## [Stated exercise]
Pictures stay out of the copy; set down each line of the listing below exactly.

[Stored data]
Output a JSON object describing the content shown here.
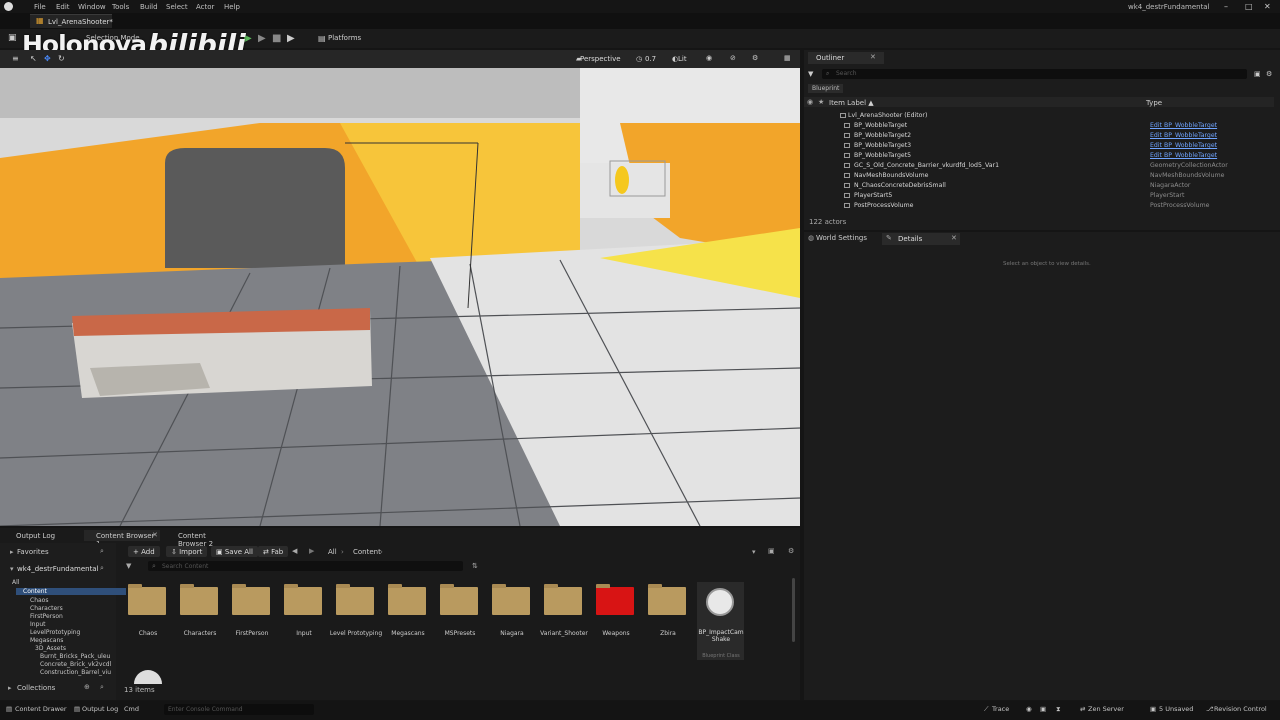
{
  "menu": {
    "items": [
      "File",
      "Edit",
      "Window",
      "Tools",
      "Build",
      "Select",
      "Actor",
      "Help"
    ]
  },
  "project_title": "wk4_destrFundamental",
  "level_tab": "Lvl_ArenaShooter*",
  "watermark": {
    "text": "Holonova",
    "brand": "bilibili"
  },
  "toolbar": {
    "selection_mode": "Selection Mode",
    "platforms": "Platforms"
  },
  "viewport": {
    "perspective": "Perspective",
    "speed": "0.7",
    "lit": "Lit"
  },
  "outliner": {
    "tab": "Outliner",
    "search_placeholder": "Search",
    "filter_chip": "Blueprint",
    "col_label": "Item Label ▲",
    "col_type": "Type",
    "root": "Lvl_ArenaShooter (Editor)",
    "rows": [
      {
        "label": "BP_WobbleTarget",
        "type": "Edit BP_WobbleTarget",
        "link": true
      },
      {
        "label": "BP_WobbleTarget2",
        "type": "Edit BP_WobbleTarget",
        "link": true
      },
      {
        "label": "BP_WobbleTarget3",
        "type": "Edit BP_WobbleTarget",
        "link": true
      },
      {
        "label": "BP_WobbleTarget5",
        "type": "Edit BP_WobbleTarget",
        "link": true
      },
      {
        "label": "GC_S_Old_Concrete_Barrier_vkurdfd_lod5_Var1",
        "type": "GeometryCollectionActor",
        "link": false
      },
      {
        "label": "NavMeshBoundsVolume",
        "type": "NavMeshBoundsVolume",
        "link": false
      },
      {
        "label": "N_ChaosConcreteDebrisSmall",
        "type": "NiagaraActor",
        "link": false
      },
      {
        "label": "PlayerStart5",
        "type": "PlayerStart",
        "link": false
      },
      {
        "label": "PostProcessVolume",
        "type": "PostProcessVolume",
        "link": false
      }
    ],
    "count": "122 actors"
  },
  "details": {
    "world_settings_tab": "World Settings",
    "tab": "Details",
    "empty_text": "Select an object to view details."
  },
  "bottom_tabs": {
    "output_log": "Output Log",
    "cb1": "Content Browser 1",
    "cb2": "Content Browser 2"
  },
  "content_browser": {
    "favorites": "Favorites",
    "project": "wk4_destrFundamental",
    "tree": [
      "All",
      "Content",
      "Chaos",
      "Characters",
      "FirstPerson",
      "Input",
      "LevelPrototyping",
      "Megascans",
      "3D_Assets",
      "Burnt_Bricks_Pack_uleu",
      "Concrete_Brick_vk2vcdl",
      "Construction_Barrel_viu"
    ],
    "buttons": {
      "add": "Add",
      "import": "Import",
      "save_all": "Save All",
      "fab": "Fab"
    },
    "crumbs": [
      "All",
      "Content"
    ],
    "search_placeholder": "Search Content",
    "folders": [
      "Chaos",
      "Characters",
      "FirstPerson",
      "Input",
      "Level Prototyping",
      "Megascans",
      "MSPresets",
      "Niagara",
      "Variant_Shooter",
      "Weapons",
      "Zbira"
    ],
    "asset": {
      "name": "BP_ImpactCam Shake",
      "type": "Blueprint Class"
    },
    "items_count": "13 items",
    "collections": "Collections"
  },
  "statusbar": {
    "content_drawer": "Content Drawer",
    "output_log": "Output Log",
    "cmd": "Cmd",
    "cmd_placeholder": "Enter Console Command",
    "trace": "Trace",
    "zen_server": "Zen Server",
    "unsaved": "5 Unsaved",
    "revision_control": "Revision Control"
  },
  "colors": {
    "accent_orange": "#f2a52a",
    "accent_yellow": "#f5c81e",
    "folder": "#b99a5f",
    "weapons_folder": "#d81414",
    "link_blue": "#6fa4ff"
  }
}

## [Problem solution]
Output a JSON object describing the content shown here.
{
  "menu": {
    "items": [
      "File",
      "Edit",
      "Window",
      "Tools",
      "Build",
      "Select",
      "Actor",
      "Help"
    ]
  },
  "project_title": "wk4_destrFundamental",
  "level_tab": "Lvl_ArenaShooter*",
  "watermark": {
    "text": "Holonova",
    "brand": "bilibili"
  },
  "toolbar": {
    "selection_mode": "Selection Mode",
    "platforms": "Platforms"
  },
  "viewport": {
    "perspective": "Perspective",
    "speed": "0.7",
    "lit": "Lit"
  },
  "outliner": {
    "tab": "Outliner",
    "search_placeholder": "Search",
    "filter_chip": "Blueprint",
    "col_label": "Item Label ▲",
    "col_type": "Type",
    "root": "Lvl_ArenaShooter (Editor)",
    "rows": [
      {
        "label": "BP_WobbleTarget",
        "type": "Edit BP_WobbleTarget",
        "link": true
      },
      {
        "label": "BP_WobbleTarget2",
        "type": "Edit BP_WobbleTarget",
        "link": true
      },
      {
        "label": "BP_WobbleTarget3",
        "type": "Edit BP_WobbleTarget",
        "link": true
      },
      {
        "label": "BP_WobbleTarget5",
        "type": "Edit BP_WobbleTarget",
        "link": true
      },
      {
        "label": "GC_S_Old_Concrete_Barrier_vkurdfd_lod5_Var1",
        "type": "GeometryCollectionActor",
        "link": false
      },
      {
        "label": "NavMeshBoundsVolume",
        "type": "NavMeshBoundsVolume",
        "link": false
      },
      {
        "label": "N_ChaosConcreteDebrisSmall",
        "type": "NiagaraActor",
        "link": false
      },
      {
        "label": "PlayerStart5",
        "type": "PlayerStart",
        "link": false
      },
      {
        "label": "PostProcessVolume",
        "type": "PostProcessVolume",
        "link": false
      }
    ],
    "count": "122 actors"
  },
  "details": {
    "world_settings_tab": "World Settings",
    "tab": "Details",
    "empty_text": "Select an object to view details."
  },
  "bottom_tabs": {
    "output_log": "Output Log",
    "cb1": "Content Browser 1",
    "cb2": "Content Browser 2"
  },
  "content_browser": {
    "favorites": "Favorites",
    "project": "wk4_destrFundamental",
    "tree": [
      "All",
      "Content",
      "Chaos",
      "Characters",
      "FirstPerson",
      "Input",
      "LevelPrototyping",
      "Megascans",
      "3D_Assets",
      "Burnt_Bricks_Pack_uleu",
      "Concrete_Brick_vk2vcdl",
      "Construction_Barrel_viu"
    ],
    "buttons": {
      "add": "Add",
      "import": "Import",
      "save_all": "Save All",
      "fab": "Fab"
    },
    "crumbs": [
      "All",
      "Content"
    ],
    "search_placeholder": "Search Content",
    "folders": [
      "Chaos",
      "Characters",
      "FirstPerson",
      "Input",
      "Level Prototyping",
      "Megascans",
      "MSPresets",
      "Niagara",
      "Variant_Shooter",
      "Weapons",
      "Zbira"
    ],
    "asset": {
      "name": "BP_ImpactCam Shake",
      "type": "Blueprint Class"
    },
    "items_count": "13 items",
    "collections": "Collections"
  },
  "statusbar": {
    "content_drawer": "Content Drawer",
    "output_log": "Output Log",
    "cmd": "Cmd",
    "cmd_placeholder": "Enter Console Command",
    "trace": "Trace",
    "zen_server": "Zen Server",
    "unsaved": "5 Unsaved",
    "revision_control": "Revision Control"
  },
  "colors": {
    "accent_orange": "#f2a52a",
    "accent_yellow": "#f5c81e",
    "folder": "#b99a5f",
    "weapons_folder": "#d81414",
    "link_blue": "#6fa4ff"
  }
}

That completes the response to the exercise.